- [What the task requires]: Write the records out again, keeping each line exactly as it is.

- [Records for the task]:
>>>>>

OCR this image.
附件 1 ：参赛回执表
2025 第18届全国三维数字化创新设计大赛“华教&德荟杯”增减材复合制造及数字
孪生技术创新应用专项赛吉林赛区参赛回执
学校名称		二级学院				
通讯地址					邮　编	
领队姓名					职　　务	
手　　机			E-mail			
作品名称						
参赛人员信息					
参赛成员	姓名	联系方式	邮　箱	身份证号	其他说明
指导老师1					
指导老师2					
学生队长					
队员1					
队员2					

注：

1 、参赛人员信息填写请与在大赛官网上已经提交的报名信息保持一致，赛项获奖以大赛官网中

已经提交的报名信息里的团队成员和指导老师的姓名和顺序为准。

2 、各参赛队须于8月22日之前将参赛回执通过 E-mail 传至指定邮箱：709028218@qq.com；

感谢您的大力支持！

<<<<<

- [Answer in full]:
OCR this image.
附件 1 ：参赛回执表
2025 第18届全国三维数字化创新设计大赛“华教&德荟杯”增减材复合制造及数字
孪生技术创新应用专项赛吉林赛区参赛回执
学校名称		二级学院				
通讯地址					邮　编	
领队姓名					职　　务	
手　　机			E-mail			
作品名称						
参赛人员信息					
参赛成员	姓名	联系方式	邮　箱	身份证号	其他说明
指导老师1					
指导老师2					
学生队长					
队员1					
队员2					

注：

1 、参赛人员信息填写请与在大赛官网上已经提交的报名信息保持一致，赛项获奖以大赛官网中

已经提交的报名信息里的团队成员和指导老师的姓名和顺序为准。

2 、各参赛队须于8月22日之前将参赛回执通过 E-mail 传至指定邮箱：709028218@qq.com；

感谢您的大力支持！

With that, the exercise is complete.